* **To do**
What follows is a listing; restate every line of it word for word.

--- Begin Provided data ---

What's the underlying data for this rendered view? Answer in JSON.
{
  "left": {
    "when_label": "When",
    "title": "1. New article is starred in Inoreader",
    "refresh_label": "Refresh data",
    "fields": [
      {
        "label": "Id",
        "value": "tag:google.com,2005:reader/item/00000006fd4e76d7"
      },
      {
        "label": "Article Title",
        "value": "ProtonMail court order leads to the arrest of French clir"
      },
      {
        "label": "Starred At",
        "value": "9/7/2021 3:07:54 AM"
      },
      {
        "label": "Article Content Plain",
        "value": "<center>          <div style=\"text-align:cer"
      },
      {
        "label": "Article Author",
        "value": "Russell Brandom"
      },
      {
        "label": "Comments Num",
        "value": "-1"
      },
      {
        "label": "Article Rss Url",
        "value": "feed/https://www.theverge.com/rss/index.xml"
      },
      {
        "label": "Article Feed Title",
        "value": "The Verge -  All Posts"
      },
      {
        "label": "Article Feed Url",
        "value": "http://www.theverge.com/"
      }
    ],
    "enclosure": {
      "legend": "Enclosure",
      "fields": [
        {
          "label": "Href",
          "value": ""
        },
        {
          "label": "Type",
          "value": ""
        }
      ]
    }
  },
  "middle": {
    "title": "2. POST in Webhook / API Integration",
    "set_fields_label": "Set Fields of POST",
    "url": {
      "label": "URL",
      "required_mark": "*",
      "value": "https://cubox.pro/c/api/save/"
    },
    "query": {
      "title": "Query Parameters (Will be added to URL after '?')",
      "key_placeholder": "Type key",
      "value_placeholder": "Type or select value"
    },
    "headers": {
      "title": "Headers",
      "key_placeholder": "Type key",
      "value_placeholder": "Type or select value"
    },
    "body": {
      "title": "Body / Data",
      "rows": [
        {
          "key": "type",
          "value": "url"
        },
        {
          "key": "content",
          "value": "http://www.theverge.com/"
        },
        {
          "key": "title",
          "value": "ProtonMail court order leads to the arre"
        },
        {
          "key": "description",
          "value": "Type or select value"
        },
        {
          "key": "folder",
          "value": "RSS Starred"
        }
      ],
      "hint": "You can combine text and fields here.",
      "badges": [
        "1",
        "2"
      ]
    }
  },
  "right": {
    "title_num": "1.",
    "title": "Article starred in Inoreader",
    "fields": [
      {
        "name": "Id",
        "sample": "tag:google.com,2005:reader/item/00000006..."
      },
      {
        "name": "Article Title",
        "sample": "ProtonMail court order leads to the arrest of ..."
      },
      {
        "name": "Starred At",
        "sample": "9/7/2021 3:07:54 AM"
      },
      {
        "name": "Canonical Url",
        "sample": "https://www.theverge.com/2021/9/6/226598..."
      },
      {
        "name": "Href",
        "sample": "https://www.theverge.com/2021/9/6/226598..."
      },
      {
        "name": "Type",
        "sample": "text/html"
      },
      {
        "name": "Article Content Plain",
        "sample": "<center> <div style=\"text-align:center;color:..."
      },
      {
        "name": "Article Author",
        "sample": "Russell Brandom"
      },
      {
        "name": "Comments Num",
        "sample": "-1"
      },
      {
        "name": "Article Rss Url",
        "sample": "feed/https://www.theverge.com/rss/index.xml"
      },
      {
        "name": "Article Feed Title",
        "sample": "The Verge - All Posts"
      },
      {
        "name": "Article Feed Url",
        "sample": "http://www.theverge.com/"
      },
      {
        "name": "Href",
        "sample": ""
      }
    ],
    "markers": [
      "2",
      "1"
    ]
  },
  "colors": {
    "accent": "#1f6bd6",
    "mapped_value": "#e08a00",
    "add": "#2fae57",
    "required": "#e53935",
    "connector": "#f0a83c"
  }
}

--- End Provided data ---

* **In response**
What's the underlying data for this rendered view? Answer in JSON.
{
  "left": {
    "when_label": "When",
    "title": "1. New article is starred in Inoreader",
    "refresh_label": "Refresh data",
    "fields": [
      {
        "label": "Id",
        "value": "tag:google.com,2005:reader/item/00000006fd4e76d7"
      },
      {
        "label": "Article Title",
        "value": "ProtonMail court order leads to the arrest of French clir"
      },
      {
        "label": "Starred At",
        "value": "9/7/2021 3:07:54 AM"
      },
      {
        "label": "Article Content Plain",
        "value": "<center>          <div style=\"text-align:cer"
      },
      {
        "label": "Article Author",
        "value": "Russell Brandom"
      },
      {
        "label": "Comments Num",
        "value": "-1"
      },
      {
        "label": "Article Rss Url",
        "value": "feed/https://www.theverge.com/rss/index.xml"
      },
      {
        "label": "Article Feed Title",
        "value": "The Verge -  All Posts"
      },
      {
        "label": "Article Feed Url",
        "value": "http://www.theverge.com/"
      }
    ],
    "enclosure": {
      "legend": "Enclosure",
      "fields": [
        {
          "label": "Href",
          "value": ""
        },
        {
          "label": "Type",
          "value": ""
        }
      ]
    }
  },
  "middle": {
    "title": "2. POST in Webhook / API Integration",
    "set_fields_label": "Set Fields of POST",
    "url": {
      "label": "URL",
      "required_mark": "*",
      "value": "https://cubox.pro/c/api/save/"
    },
    "query": {
      "title": "Query Parameters (Will be added to URL after '?')",
      "key_placeholder": "Type key",
      "value_placeholder": "Type or select value"
    },
    "headers": {
      "title": "Headers",
      "key_placeholder": "Type key",
      "value_placeholder": "Type or select value"
    },
    "body": {
      "title": "Body / Data",
      "rows": [
        {
          "key": "type",
          "value": "url"
        },
        {
          "key": "content",
          "value": "http://www.theverge.com/"
        },
        {
          "key": "title",
          "value": "ProtonMail court order leads to the arre"
        },
        {
          "key": "description",
          "value": "Type or select value"
        },
        {
          "key": "folder",
          "value": "RSS Starred"
        }
      ],
      "hint": "You can combine text and fields here.",
      "badges": [
        "1",
        "2"
      ]
    }
  },
  "right": {
    "title_num": "1.",
    "title": "Article starred in Inoreader",
    "fields": [
      {
        "name": "Id",
        "sample": "tag:google.com,2005:reader/item/00000006..."
      },
      {
        "name": "Article Title",
        "sample": "ProtonMail court order leads to the arrest of ..."
      },
      {
        "name": "Starred At",
        "sample": "9/7/2021 3:07:54 AM"
      },
      {
        "name": "Canonical Url",
        "sample": "https://www.theverge.com/2021/9/6/226598..."
      },
      {
        "name": "Href",
        "sample": "https://www.theverge.com/2021/9/6/226598..."
      },
      {
        "name": "Type",
        "sample": "text/html"
      },
      {
        "name": "Article Content Plain",
        "sample": "<center> <div style=\"text-align:center;color:..."
      },
      {
        "name": "Article Author",
        "sample": "Russell Brandom"
      },
      {
        "name": "Comments Num",
        "sample": "-1"
      },
      {
        "name": "Article Rss Url",
        "sample": "feed/https://www.theverge.com/rss/index.xml"
      },
      {
        "name": "Article Feed Title",
        "sample": "The Verge - All Posts"
      },
      {
        "name": "Article Feed Url",
        "sample": "http://www.theverge.com/"
      },
      {
        "name": "Href",
        "sample": ""
      }
    ],
    "markers": [
      "2",
      "1"
    ]
  },
  "colors": {
    "accent": "#1f6bd6",
    "mapped_value": "#e08a00",
    "add": "#2fae57",
    "required": "#e53935",
    "connector": "#f0a83c"
  }
}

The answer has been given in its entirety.